TASK TO COMPLETE | Print every entry exactly as written.

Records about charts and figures

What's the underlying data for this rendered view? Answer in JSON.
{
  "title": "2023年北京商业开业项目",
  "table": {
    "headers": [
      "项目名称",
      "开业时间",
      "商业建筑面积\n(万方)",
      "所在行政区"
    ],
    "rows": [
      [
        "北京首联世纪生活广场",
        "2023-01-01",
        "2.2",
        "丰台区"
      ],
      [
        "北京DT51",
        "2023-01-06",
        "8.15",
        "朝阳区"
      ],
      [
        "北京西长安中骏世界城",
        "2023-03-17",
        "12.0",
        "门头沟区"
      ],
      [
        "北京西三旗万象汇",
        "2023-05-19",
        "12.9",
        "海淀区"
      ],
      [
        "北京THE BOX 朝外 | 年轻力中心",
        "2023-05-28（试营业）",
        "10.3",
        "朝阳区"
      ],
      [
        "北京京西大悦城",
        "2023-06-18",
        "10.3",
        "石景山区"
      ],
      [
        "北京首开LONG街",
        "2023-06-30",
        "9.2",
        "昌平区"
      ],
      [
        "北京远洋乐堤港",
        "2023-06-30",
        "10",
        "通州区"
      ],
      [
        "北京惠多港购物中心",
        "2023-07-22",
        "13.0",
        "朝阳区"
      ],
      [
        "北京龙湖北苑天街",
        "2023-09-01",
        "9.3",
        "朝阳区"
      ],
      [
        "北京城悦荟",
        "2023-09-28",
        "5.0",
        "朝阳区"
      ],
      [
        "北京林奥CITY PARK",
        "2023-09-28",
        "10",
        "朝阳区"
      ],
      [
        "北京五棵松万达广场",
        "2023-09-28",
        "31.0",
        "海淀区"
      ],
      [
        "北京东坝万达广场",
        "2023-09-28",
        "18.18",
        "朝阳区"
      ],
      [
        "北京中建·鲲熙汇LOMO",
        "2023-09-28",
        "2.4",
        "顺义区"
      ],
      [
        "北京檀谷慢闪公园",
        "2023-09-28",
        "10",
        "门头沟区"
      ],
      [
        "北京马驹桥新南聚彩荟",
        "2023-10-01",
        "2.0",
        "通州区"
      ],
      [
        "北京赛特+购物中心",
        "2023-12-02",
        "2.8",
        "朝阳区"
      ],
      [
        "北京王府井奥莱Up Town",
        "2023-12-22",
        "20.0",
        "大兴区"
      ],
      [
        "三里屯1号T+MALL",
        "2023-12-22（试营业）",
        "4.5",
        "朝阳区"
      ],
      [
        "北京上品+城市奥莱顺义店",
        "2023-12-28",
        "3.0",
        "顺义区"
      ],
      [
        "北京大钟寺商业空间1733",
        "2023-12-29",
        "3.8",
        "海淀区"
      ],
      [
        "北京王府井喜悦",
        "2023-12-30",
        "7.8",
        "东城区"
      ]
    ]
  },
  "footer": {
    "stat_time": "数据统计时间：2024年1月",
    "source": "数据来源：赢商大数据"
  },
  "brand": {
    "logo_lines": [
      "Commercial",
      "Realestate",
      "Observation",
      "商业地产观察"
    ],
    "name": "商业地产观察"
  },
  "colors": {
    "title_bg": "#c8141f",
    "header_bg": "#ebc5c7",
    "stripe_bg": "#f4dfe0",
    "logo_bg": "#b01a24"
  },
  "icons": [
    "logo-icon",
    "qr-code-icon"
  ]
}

ANSWER TO THE PROBLEM |
What's the underlying data for this rendered view? Answer in JSON.
{
  "title": "2023年北京商业开业项目",
  "table": {
    "headers": [
      "项目名称",
      "开业时间",
      "商业建筑面积\n(万方)",
      "所在行政区"
    ],
    "rows": [
      [
        "北京首联世纪生活广场",
        "2023-01-01",
        "2.2",
        "丰台区"
      ],
      [
        "北京DT51",
        "2023-01-06",
        "8.15",
        "朝阳区"
      ],
      [
        "北京西长安中骏世界城",
        "2023-03-17",
        "12.0",
        "门头沟区"
      ],
      [
        "北京西三旗万象汇",
        "2023-05-19",
        "12.9",
        "海淀区"
      ],
      [
        "北京THE BOX 朝外 | 年轻力中心",
        "2023-05-28（试营业）",
        "10.3",
        "朝阳区"
      ],
      [
        "北京京西大悦城",
        "2023-06-18",
        "10.3",
        "石景山区"
      ],
      [
        "北京首开LONG街",
        "2023-06-30",
        "9.2",
        "昌平区"
      ],
      [
        "北京远洋乐堤港",
        "2023-06-30",
        "10",
        "通州区"
      ],
      [
        "北京惠多港购物中心",
        "2023-07-22",
        "13.0",
        "朝阳区"
      ],
      [
        "北京龙湖北苑天街",
        "2023-09-01",
        "9.3",
        "朝阳区"
      ],
      [
        "北京城悦荟",
        "2023-09-28",
        "5.0",
        "朝阳区"
      ],
      [
        "北京林奥CITY PARK",
        "2023-09-28",
        "10",
        "朝阳区"
      ],
      [
        "北京五棵松万达广场",
        "2023-09-28",
        "31.0",
        "海淀区"
      ],
      [
        "北京东坝万达广场",
        "2023-09-28",
        "18.18",
        "朝阳区"
      ],
      [
        "北京中建·鲲熙汇LOMO",
        "2023-09-28",
        "2.4",
        "顺义区"
      ],
      [
        "北京檀谷慢闪公园",
        "2023-09-28",
        "10",
        "门头沟区"
      ],
      [
        "北京马驹桥新南聚彩荟",
        "2023-10-01",
        "2.0",
        "通州区"
      ],
      [
        "北京赛特+购物中心",
        "2023-12-02",
        "2.8",
        "朝阳区"
      ],
      [
        "北京王府井奥莱Up Town",
        "2023-12-22",
        "20.0",
        "大兴区"
      ],
      [
        "三里屯1号T+MALL",
        "2023-12-22（试营业）",
        "4.5",
        "朝阳区"
      ],
      [
        "北京上品+城市奥莱顺义店",
        "2023-12-28",
        "3.0",
        "顺义区"
      ],
      [
        "北京大钟寺商业空间1733",
        "2023-12-29",
        "3.8",
        "海淀区"
      ],
      [
        "北京王府井喜悦",
        "2023-12-30",
        "7.8",
        "东城区"
      ]
    ]
  },
  "footer": {
    "stat_time": "数据统计时间：2024年1月",
    "source": "数据来源：赢商大数据"
  },
  "brand": {
    "logo_lines": [
      "Commercial",
      "Realestate",
      "Observation",
      "商业地产观察"
    ],
    "name": "商业地产观察"
  },
  "colors": {
    "title_bg": "#c8141f",
    "header_bg": "#ebc5c7",
    "stripe_bg": "#f4dfe0",
    "logo_bg": "#b01a24"
  },
  "icons": [
    "logo-icon",
    "qr-code-icon"
  ]
}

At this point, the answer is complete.